* **Exercise instructions**
Identify all lines in the listing that include the word "Dalgaon", and copy them out.

* **Exercise input**
+++

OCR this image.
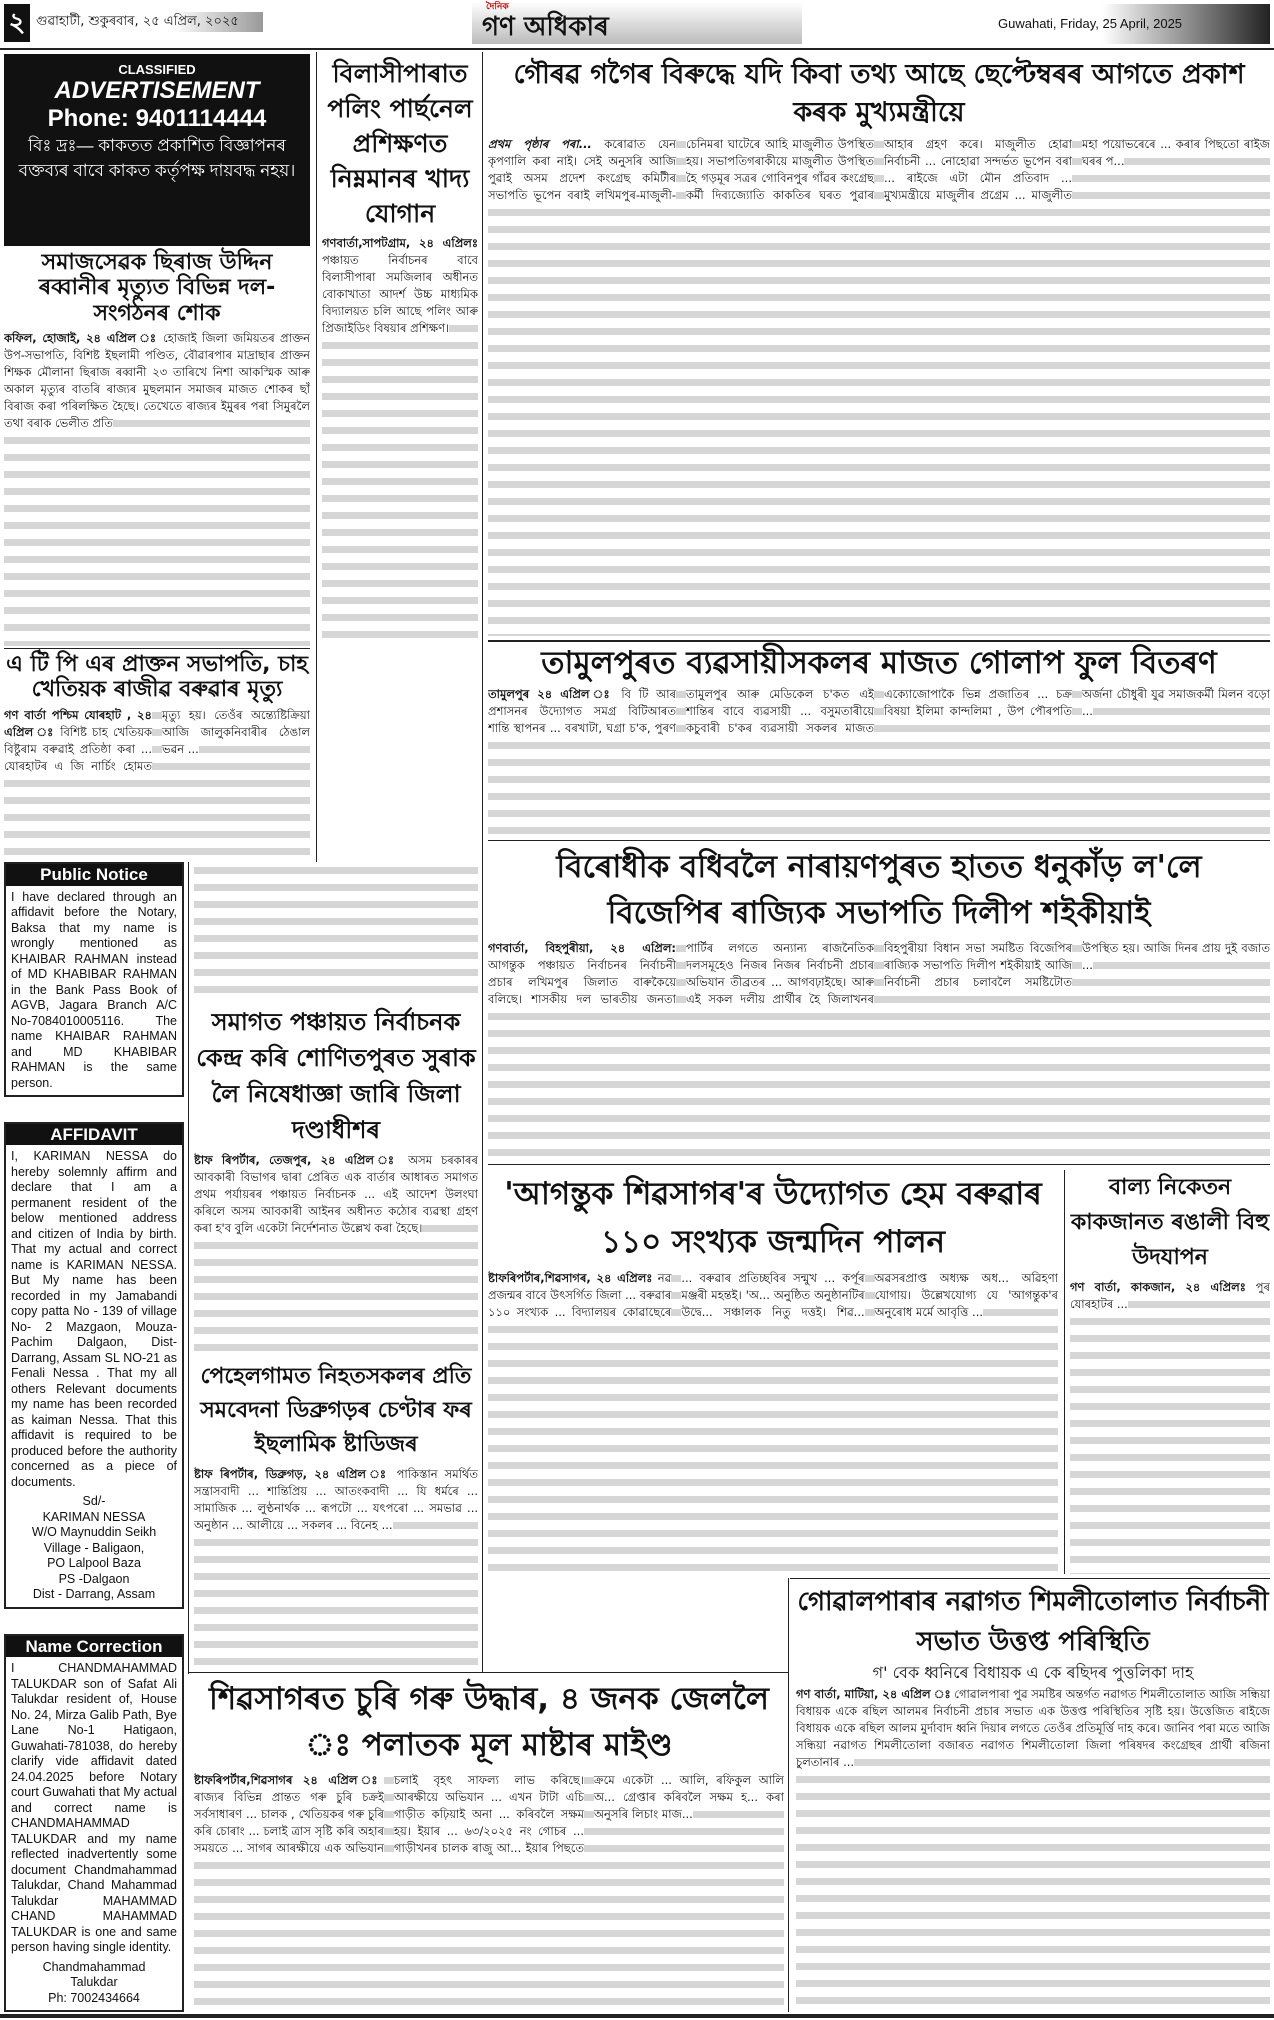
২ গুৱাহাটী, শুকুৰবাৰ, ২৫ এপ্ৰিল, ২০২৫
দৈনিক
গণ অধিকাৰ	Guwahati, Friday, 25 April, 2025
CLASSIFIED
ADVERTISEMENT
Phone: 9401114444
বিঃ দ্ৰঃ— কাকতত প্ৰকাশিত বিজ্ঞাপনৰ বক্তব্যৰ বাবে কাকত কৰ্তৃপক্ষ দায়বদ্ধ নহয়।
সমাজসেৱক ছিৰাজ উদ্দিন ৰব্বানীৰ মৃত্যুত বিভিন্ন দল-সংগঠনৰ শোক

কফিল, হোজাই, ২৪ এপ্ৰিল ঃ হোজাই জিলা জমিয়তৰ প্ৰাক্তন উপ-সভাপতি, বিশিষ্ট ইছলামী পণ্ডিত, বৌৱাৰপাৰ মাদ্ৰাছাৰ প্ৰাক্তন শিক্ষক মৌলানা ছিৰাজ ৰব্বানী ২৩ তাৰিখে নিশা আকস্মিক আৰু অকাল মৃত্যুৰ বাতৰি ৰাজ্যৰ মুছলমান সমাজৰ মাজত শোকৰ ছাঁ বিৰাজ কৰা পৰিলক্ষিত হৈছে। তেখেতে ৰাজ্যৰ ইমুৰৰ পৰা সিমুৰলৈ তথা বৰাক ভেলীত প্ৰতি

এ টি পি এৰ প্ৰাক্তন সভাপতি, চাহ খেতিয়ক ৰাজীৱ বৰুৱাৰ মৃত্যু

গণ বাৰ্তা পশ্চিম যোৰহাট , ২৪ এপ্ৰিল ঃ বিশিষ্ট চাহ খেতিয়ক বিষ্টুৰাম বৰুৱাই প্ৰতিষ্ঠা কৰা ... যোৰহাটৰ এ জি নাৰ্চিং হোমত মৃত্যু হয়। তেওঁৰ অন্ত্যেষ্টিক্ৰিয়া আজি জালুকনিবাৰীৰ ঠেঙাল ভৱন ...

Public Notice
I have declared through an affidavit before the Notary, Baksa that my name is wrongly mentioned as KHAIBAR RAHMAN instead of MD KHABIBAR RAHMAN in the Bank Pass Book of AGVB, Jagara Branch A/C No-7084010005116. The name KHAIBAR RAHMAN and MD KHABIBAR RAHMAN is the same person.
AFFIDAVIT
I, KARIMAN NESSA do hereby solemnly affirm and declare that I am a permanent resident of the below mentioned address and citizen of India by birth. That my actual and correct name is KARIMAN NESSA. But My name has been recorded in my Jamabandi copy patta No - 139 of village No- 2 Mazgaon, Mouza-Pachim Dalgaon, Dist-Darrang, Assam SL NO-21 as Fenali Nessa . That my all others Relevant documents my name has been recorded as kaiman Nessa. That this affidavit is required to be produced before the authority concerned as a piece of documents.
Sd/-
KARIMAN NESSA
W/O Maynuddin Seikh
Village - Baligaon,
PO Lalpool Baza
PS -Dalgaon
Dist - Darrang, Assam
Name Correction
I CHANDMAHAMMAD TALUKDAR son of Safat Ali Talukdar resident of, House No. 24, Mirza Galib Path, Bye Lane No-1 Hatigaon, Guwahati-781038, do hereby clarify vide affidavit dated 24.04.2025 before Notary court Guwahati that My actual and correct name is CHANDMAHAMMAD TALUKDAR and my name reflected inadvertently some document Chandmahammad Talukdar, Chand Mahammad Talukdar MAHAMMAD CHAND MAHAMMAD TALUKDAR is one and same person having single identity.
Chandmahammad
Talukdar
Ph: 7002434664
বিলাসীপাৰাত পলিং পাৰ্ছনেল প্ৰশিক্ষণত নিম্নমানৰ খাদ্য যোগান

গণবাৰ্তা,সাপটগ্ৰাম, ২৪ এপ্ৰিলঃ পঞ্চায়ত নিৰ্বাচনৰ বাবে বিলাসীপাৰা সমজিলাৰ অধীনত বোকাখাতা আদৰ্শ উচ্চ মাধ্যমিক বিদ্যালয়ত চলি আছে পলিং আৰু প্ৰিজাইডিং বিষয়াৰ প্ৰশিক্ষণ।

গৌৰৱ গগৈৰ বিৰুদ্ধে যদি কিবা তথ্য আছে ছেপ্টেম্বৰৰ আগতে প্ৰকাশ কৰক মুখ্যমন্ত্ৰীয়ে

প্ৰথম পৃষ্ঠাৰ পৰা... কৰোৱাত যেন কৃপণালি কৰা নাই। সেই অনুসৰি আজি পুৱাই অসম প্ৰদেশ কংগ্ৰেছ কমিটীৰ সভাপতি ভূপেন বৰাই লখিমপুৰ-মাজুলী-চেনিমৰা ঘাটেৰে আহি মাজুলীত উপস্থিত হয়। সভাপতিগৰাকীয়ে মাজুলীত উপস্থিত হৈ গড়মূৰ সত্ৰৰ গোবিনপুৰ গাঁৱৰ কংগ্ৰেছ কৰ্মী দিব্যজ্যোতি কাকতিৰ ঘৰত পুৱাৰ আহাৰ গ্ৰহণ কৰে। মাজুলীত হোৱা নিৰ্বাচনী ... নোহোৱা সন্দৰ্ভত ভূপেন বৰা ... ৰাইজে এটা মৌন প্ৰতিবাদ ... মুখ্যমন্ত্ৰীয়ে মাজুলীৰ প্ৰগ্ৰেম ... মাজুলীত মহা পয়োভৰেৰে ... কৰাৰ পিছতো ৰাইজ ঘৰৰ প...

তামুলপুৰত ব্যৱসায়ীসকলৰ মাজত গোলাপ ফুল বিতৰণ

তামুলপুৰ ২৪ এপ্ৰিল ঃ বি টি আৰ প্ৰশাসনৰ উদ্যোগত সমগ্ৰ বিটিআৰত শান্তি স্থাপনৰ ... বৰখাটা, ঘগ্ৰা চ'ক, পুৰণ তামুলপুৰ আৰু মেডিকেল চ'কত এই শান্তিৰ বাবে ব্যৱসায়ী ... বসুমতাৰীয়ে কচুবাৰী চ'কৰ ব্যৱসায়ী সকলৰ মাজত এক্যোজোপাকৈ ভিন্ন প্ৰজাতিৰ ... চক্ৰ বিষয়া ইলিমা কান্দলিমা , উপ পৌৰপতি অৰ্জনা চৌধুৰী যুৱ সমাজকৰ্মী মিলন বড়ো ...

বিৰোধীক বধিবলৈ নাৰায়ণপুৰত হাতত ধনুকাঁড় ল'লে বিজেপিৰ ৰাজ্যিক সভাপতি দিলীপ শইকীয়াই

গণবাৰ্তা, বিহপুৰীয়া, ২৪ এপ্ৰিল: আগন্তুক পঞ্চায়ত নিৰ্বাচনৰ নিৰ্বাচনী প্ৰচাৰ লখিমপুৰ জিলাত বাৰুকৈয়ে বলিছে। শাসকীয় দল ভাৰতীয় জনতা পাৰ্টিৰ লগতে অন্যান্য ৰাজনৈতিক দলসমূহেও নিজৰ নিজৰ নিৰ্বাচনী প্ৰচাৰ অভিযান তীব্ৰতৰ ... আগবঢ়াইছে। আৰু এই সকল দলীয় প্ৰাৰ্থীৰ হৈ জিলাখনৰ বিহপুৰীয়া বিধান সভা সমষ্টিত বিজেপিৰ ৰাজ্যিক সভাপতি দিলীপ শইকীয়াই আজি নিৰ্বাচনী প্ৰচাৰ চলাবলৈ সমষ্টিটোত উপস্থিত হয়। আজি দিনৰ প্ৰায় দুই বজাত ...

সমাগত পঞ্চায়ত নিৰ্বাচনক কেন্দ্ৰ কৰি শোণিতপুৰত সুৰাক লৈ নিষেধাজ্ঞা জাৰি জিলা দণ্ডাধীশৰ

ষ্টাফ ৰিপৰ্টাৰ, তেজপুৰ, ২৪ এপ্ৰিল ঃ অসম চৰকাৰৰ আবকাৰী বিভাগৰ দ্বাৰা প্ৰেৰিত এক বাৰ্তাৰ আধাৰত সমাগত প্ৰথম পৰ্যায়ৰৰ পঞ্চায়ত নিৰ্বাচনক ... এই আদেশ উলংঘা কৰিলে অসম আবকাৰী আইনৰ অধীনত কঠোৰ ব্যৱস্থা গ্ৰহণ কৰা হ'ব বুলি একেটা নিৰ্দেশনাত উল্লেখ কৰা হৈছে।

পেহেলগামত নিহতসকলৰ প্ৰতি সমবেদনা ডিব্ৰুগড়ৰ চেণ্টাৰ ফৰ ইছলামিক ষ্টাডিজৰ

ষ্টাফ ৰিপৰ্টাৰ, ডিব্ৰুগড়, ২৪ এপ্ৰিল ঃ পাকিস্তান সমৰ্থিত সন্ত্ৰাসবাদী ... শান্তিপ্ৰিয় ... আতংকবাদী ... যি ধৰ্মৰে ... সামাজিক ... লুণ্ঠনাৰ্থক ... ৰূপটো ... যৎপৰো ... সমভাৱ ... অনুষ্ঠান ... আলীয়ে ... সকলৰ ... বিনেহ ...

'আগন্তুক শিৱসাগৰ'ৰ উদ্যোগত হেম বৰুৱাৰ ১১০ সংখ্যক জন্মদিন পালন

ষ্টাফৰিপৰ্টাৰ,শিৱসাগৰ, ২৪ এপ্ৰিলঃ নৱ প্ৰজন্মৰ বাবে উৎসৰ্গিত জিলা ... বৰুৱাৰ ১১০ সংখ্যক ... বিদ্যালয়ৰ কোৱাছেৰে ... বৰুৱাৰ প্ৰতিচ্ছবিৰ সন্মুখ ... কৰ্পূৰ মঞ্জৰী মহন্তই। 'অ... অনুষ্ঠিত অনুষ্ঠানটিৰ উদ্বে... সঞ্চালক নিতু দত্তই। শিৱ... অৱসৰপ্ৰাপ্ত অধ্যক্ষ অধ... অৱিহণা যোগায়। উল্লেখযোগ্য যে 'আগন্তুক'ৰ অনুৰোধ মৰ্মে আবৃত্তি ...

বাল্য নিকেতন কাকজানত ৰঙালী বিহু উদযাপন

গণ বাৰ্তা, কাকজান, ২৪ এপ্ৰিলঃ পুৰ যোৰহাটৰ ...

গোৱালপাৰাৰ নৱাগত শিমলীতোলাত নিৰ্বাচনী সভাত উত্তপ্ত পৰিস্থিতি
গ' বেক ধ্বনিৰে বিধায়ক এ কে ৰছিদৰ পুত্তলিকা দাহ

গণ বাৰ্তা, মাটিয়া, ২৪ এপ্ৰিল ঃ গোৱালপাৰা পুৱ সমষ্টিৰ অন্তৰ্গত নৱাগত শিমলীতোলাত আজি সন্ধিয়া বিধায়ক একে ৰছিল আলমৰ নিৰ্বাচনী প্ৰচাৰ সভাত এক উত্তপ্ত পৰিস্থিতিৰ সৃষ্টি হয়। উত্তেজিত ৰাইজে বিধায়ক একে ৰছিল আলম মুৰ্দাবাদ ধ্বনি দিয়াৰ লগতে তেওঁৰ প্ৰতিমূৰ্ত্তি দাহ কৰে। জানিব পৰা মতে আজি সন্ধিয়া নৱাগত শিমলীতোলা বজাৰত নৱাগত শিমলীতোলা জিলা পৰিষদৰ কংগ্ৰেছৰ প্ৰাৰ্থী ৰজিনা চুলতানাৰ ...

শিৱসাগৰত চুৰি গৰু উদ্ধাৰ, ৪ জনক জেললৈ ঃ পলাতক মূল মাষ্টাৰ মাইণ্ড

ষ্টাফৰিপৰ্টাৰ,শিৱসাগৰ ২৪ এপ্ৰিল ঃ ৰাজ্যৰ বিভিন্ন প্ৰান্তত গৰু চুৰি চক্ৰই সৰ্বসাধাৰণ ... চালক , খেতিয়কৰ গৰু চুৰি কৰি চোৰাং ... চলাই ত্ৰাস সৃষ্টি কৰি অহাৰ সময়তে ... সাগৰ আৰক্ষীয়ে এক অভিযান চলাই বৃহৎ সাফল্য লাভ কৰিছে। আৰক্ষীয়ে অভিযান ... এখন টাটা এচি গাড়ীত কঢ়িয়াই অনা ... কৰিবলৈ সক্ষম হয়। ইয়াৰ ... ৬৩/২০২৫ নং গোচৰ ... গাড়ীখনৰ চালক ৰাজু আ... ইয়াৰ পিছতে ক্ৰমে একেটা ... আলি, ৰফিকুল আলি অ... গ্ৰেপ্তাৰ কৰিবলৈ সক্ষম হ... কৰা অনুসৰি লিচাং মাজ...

+++

* **Task response**
I, KARIMAN NESSA do hereby solemnly affirm and declare that I am a permanent resident of the below mentioned address and citizen of India by birth. That my actual and correct name is KARIMAN NESSA. But My name has been recorded in my Jamabandi copy patta No - 139 of village No- 2 Mazgaon, Mouza-Pachim Dalgaon, Dist-Darrang, Assam SL NO-21 as Fenali Nessa . That my all others Relevant documents my name has been recorded as kaiman Nessa. That this affidavit is required to be produced before the authority concerned as a piece of documents.
PS -Dalgaon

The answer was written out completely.